• **EXERCISE DESCRIPTION**:
Please rewrite every line of the listing below as a numbered list, skipping blank lines and leaving the pictures out.

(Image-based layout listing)
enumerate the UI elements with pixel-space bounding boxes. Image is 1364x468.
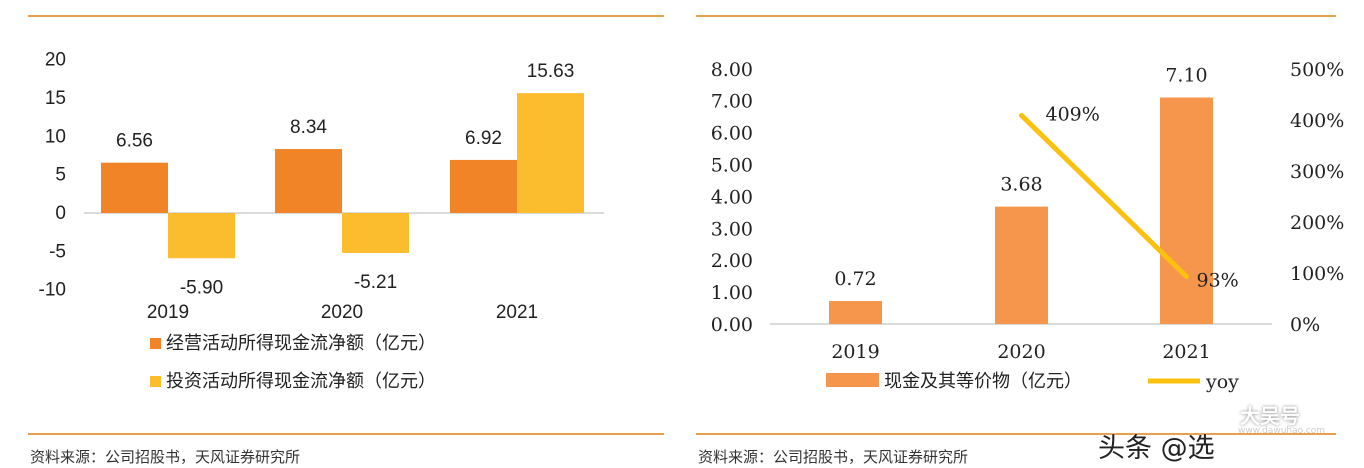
bar-cash-2019 [829,301,882,324]
x-tick-label: 2019 [831,341,879,363]
watermark-text: 头条 @选 [1098,433,1215,464]
data-label: 0.72 [834,268,876,290]
yoy-data-label: 409% [1046,103,1100,125]
x-tick-label: 2020 [997,341,1045,363]
x-tick-label: 2020 [321,302,363,323]
bar-operating-2020 [275,149,342,213]
y-right-tick-label: 100% [1290,263,1344,285]
bar-operating-2019 [101,162,168,213]
bar-investing-2021 [517,93,584,213]
y-tick-label: 10 [45,126,66,147]
bottom-rule-left [28,433,664,435]
top-rule-right [696,15,1336,17]
source-note-left: 资料来源：公司招股书，天风证券研究所 [30,448,301,466]
data-label: -5.90 [180,277,223,298]
y-left-tick-label: 2.00 [711,250,753,272]
bar-investing-2020 [342,213,409,253]
cashflow-bar-chart: 20 15 10 5 0 -5 -10 2019 6.56 -5.90 2020 8.34 -5.21 2… [39,50,604,392]
bar-operating-2021 [450,159,517,213]
legend-label: 经营活动所得现金流净额（亿元） [166,333,436,354]
x-tick-label: 2021 [496,302,538,323]
y-tick-label: -5 [49,241,66,262]
y-right-tick-label: 200% [1290,212,1344,234]
data-label: -5.21 [354,272,397,293]
data-label: 7.10 [1165,65,1207,87]
data-label: 3.68 [1000,174,1042,196]
legend-swatch [150,376,161,387]
y-left-tick-label: 5.00 [711,155,753,177]
y-right-tick-label: 500% [1290,59,1344,81]
data-label: 15.63 [527,61,575,82]
legend-label: 投资活动所得现金流净额（亿元） [166,371,436,392]
y-left-tick-label: 3.00 [711,218,753,240]
legend-label: yoy [1205,371,1239,393]
y-left-tick-label: 4.00 [711,186,753,208]
y-right-tick-label: 300% [1290,161,1344,183]
top-rule-left [28,15,664,17]
bar-cash-2020 [995,206,1048,324]
y-left-tick-label: 0.00 [711,314,753,336]
legend-swatch-cash [826,373,879,387]
yoy-data-label: 93% [1197,270,1239,292]
bar-investing-2019 [168,213,235,259]
x-tick-label: 2019 [147,302,189,323]
y-left-tick-label: 8.00 [711,59,753,81]
y-tick-label: 20 [45,50,66,71]
y-tick-label: 0 [55,203,66,224]
data-label: 6.92 [465,128,502,149]
y-tick-label: 15 [45,88,66,109]
source-note-right: 资料来源：公司招股书，天风证券研究所 [698,448,969,466]
watermark-url: www.dawuhao.com [1238,426,1326,436]
y-right-tick-label: 0% [1290,314,1320,336]
data-label: 8.34 [290,117,327,138]
legend-swatch [150,338,161,349]
y-tick-label: -10 [39,280,66,301]
y-right-tick-label: 400% [1290,110,1344,132]
y-left-tick-label: 6.00 [711,123,753,145]
y-left-tick-label: 1.00 [711,282,753,304]
legend-label: 现金及其等价物（亿元） [884,371,1082,392]
y-left-tick-label: 7.00 [711,91,753,113]
data-label: 6.56 [116,131,153,152]
cash-equivalents-chart: 8.00 7.00 6.00 5.00 4.00 3.00 2.00 1.00 0.00 500%… [711,59,1345,393]
watermark-site: 大吴号 [1240,404,1300,428]
yoy-line [1019,112,1189,280]
x-tick-label: 2021 [1162,341,1210,363]
bar-cash-2021 [1160,97,1213,324]
bottom-rule-right [696,433,1336,435]
y-tick-label: 5 [55,165,66,186]
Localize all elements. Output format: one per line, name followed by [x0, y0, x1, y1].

• **EXERCISE OUTPUT**:
1. enumerate the UI elements with pixel-space bounding boxes. Image is 1364x468.
2. bar-cash-2019 [829,301,882,324]
3. x-tick-label: 2019 [831,341,879,363]
4. watermark-text: 头条 @选 [1098,433,1215,464]
5. data-label: 0.72 [834,268,876,290]
6. yoy-data-label: 409% [1046,103,1100,125]
7. x-tick-label: 2020 [997,341,1045,363]
8. x-tick-label: 2020 [321,302,363,323]
9. bar-operating-2020 [275,149,342,213]
10. y-right-tick-label: 100% [1290,263,1344,285]
11. bar-operating-2019 [101,162,168,213]
12. bar-investing-2021 [517,93,584,213]
13. y-tick-label: 10 [45,126,66,147]
14. bottom-rule-left [28,433,664,435]
15. top-rule-right [696,15,1336,17]
16. source-note-left: 资料来源：公司招股书，天风证券研究所 [30,448,301,466]
17. data-label: -5.90 [180,277,223,298]
18. y-left-tick-label: 2.00 [711,250,753,272]
19. bar-investing-2020 [342,213,409,253]
20. cashflow-bar-chart: 20 15 10 5 0 -5 -10 2019 6.56 -5.90 2020 8.34 -5.21 2… [39,50,604,392]
21. bar-operating-2021 [450,159,517,213]
22. legend-label: 经营活动所得现金流净额（亿元） [166,333,436,354]
23. x-tick-label: 2021 [496,302,538,323]
24. y-tick-label: -5 [49,241,66,262]
25. y-right-tick-label: 200% [1290,212,1344,234]
26. data-label: -5.21 [354,272,397,293]
27. data-label: 7.10 [1165,65,1207,87]
28. data-label: 3.68 [1000,174,1042,196]
29. legend-swatch [150,376,161,387]
30. y-left-tick-label: 5.00 [711,155,753,177]
31. y-right-tick-label: 500% [1290,59,1344,81]
32. data-label: 15.63 [527,61,575,82]
33. legend-label: 投资活动所得现金流净额（亿元） [166,371,436,392]
34. y-left-tick-label: 3.00 [711,218,753,240]
35. legend-label: yoy [1205,371,1239,393]
36. y-left-tick-label: 4.00 [711,186,753,208]
37. y-right-tick-label: 300% [1290,161,1344,183]
38. top-rule-left [28,15,664,17]
39. bar-cash-2020 [995,206,1048,324]
40. y-left-tick-label: 0.00 [711,314,753,336]
41. legend-swatch-cash [826,373,879,387]
42. yoy-data-label: 93% [1197,270,1239,292]
43. bar-investing-2019 [168,213,235,259]
44. x-tick-label: 2019 [147,302,189,323]
45. y-left-tick-label: 8.00 [711,59,753,81]
46. y-tick-label: 20 [45,50,66,71]
47. y-tick-label: 0 [55,203,66,224]
48. data-label: 6.92 [465,128,502,149]
49. y-tick-label: 15 [45,88,66,109]
50. source-note-right: 资料来源：公司招股书，天风证券研究所 [698,448,969,466]
51. watermark-url: www.dawuhao.com [1238,426,1326,436]
52. y-right-tick-label: 0% [1290,314,1320,336]
53. data-label: 8.34 [290,117,327,138]
54. legend-swatch [150,338,161,349]
55. y-tick-label: -10 [39,280,66,301]
56. y-right-tick-label: 400% [1290,110,1344,132]
57. y-left-tick-label: 6.00 [711,123,753,145]
58. y-left-tick-label: 1.00 [711,282,753,304]
59. legend-label: 现金及其等价物（亿元） [884,371,1082,392]
60. y-left-tick-label: 7.00 [711,91,753,113]
61. data-label: 6.56 [116,131,153,152]
62. cash-equivalents-chart: 8.00 7.00 6.00 5.00 4.00 3.00 2.00 1.00 0.00 500%… [711,59,1345,393]
63. watermark-site: 大吴号 [1240,404,1300,428]
64. yoy-line [1019,112,1189,280]
65. x-tick-label: 2021 [1162,341,1210,363]
66. bar-cash-2021 [1160,97,1213,324]
67. bottom-rule-right [696,433,1336,435]
68. y-tick-label: 5 [55,165,66,186]
69. Localize all elements. Output format: one per line, name followed by [x0, y0, x1, y1].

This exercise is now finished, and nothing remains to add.